• [STATED GOAL]: Determine the number of lines that contain the word "Sort", then state that number and nothing more.

• [Extracted records]:
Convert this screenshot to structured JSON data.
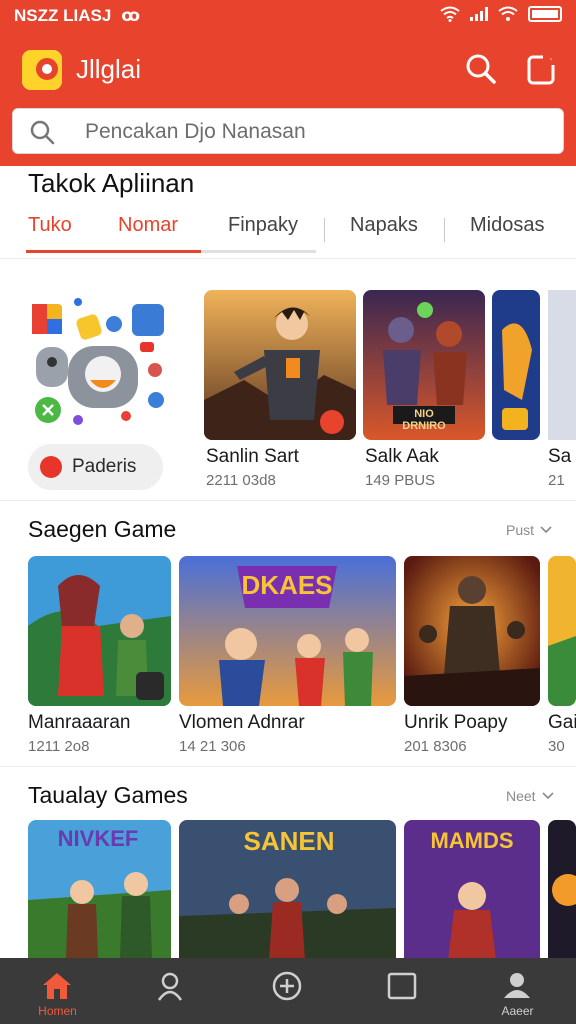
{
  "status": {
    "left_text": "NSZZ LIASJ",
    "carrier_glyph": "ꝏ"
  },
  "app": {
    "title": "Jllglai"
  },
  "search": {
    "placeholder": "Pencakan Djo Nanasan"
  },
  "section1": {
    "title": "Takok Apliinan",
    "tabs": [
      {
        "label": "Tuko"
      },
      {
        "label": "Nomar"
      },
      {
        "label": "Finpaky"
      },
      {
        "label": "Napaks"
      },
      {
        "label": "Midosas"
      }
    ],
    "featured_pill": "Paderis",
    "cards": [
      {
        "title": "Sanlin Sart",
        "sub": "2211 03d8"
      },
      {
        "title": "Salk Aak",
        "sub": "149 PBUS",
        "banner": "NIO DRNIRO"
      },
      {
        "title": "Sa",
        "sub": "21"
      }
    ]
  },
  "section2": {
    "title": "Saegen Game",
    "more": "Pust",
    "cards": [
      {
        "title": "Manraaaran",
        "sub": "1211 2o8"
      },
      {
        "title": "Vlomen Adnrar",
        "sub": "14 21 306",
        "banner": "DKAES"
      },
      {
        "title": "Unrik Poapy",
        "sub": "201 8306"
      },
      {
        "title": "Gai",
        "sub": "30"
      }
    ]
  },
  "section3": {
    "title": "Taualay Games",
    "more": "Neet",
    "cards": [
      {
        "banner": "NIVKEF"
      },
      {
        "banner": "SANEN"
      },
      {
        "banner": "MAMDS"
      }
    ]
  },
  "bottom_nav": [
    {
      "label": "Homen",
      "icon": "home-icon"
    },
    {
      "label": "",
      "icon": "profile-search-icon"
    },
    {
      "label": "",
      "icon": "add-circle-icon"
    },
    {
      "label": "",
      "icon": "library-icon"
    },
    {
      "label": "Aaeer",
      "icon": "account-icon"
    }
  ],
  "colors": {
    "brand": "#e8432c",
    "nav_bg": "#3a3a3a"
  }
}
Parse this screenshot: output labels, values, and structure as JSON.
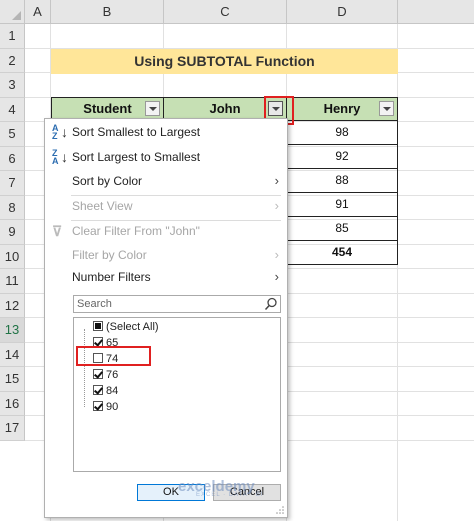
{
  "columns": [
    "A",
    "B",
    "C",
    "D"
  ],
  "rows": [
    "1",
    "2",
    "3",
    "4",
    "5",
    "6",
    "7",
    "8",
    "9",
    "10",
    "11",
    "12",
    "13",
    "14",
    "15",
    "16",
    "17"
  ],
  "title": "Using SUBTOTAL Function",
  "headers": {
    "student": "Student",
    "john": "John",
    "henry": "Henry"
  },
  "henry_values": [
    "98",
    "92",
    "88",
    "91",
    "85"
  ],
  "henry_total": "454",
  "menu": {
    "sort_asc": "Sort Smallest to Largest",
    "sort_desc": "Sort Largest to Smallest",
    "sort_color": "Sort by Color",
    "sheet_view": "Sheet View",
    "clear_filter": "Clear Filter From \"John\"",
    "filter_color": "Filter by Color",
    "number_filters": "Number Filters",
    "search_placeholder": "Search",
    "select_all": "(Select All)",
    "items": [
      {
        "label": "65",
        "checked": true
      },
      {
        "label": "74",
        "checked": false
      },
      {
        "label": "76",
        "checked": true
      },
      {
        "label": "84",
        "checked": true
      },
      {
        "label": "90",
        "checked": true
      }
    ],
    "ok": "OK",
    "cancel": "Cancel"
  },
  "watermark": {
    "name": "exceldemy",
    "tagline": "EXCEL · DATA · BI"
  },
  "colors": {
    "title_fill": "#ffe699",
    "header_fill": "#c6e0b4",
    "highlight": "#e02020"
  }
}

• [SOLUTION TO THIS EXERCISE]: 3